EXERCISE DATA:
------------------------------------------------------------------------

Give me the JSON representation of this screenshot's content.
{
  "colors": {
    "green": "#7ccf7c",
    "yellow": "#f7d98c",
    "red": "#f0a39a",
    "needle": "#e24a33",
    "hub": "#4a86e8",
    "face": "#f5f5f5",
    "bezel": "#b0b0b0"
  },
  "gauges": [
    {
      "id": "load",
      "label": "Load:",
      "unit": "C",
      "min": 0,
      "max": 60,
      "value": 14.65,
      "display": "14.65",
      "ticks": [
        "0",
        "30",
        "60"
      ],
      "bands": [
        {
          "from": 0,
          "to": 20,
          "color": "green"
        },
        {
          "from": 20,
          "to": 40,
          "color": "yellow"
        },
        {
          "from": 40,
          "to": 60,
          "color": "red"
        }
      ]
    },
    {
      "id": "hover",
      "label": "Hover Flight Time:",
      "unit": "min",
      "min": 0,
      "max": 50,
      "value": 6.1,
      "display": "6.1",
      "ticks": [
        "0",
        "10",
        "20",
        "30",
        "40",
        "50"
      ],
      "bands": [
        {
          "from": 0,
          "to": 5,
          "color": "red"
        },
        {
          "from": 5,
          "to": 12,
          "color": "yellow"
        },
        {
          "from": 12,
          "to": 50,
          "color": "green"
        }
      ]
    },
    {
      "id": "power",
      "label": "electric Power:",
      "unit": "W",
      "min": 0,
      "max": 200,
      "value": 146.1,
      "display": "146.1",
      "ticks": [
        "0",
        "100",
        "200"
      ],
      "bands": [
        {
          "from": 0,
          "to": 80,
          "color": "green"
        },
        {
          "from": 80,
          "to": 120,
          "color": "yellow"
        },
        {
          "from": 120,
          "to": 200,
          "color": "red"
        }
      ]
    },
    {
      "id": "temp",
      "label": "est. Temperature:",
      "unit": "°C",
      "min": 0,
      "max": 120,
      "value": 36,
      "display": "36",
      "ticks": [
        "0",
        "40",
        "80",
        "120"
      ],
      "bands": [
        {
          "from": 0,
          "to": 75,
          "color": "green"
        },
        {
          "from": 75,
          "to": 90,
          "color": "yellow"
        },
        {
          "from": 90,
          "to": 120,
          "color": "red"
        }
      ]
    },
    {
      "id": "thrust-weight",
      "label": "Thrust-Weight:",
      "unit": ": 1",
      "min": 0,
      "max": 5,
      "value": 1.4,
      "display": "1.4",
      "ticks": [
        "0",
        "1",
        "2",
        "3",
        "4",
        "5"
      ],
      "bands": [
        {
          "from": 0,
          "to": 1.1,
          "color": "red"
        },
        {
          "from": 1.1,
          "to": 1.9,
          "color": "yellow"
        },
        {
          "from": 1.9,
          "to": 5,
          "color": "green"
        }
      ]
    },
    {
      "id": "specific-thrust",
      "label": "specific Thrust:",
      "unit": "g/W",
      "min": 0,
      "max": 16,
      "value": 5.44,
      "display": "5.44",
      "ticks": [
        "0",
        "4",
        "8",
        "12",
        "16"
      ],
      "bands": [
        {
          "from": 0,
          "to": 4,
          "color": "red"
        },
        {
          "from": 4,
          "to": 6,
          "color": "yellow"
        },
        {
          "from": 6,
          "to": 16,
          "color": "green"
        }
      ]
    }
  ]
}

------------------------------------------------------------------------

PROBLEM: Restate each record word for word.

CORRECT ANSWER:
Give me the JSON representation of this screenshot's content.
{
  "colors": {
    "green": "#7ccf7c",
    "yellow": "#f7d98c",
    "red": "#f0a39a",
    "needle": "#e24a33",
    "hub": "#4a86e8",
    "face": "#f5f5f5",
    "bezel": "#b0b0b0"
  },
  "gauges": [
    {
      "id": "load",
      "label": "Load:",
      "unit": "C",
      "min": 0,
      "max": 60,
      "value": 14.65,
      "display": "14.65",
      "ticks": [
        "0",
        "30",
        "60"
      ],
      "bands": [
        {
          "from": 0,
          "to": 20,
          "color": "green"
        },
        {
          "from": 20,
          "to": 40,
          "color": "yellow"
        },
        {
          "from": 40,
          "to": 60,
          "color": "red"
        }
      ]
    },
    {
      "id": "hover",
      "label": "Hover Flight Time:",
      "unit": "min",
      "min": 0,
      "max": 50,
      "value": 6.1,
      "display": "6.1",
      "ticks": [
        "0",
        "10",
        "20",
        "30",
        "40",
        "50"
      ],
      "bands": [
        {
          "from": 0,
          "to": 5,
          "color": "red"
        },
        {
          "from": 5,
          "to": 12,
          "color": "yellow"
        },
        {
          "from": 12,
          "to": 50,
          "color": "green"
        }
      ]
    },
    {
      "id": "power",
      "label": "electric Power:",
      "unit": "W",
      "min": 0,
      "max": 200,
      "value": 146.1,
      "display": "146.1",
      "ticks": [
        "0",
        "100",
        "200"
      ],
      "bands": [
        {
          "from": 0,
          "to": 80,
          "color": "green"
        },
        {
          "from": 80,
          "to": 120,
          "color": "yellow"
        },
        {
          "from": 120,
          "to": 200,
          "color": "red"
        }
      ]
    },
    {
      "id": "temp",
      "label": "est. Temperature:",
      "unit": "°C",
      "min": 0,
      "max": 120,
      "value": 36,
      "display": "36",
      "ticks": [
        "0",
        "40",
        "80",
        "120"
      ],
      "bands": [
        {
          "from": 0,
          "to": 75,
          "color": "green"
        },
        {
          "from": 75,
          "to": 90,
          "color": "yellow"
        },
        {
          "from": 90,
          "to": 120,
          "color": "red"
        }
      ]
    },
    {
      "id": "thrust-weight",
      "label": "Thrust-Weight:",
      "unit": ": 1",
      "min": 0,
      "max": 5,
      "value": 1.4,
      "display": "1.4",
      "ticks": [
        "0",
        "1",
        "2",
        "3",
        "4",
        "5"
      ],
      "bands": [
        {
          "from": 0,
          "to": 1.1,
          "color": "red"
        },
        {
          "from": 1.1,
          "to": 1.9,
          "color": "yellow"
        },
        {
          "from": 1.9,
          "to": 5,
          "color": "green"
        }
      ]
    },
    {
      "id": "specific-thrust",
      "label": "specific Thrust:",
      "unit": "g/W",
      "min": 0,
      "max": 16,
      "value": 5.44,
      "display": "5.44",
      "ticks": [
        "0",
        "4",
        "8",
        "12",
        "16"
      ],
      "bands": [
        {
          "from": 0,
          "to": 4,
          "color": "red"
        },
        {
          "from": 4,
          "to": 6,
          "color": "yellow"
        },
        {
          "from": 6,
          "to": 16,
          "color": "green"
        }
      ]
    }
  ]
}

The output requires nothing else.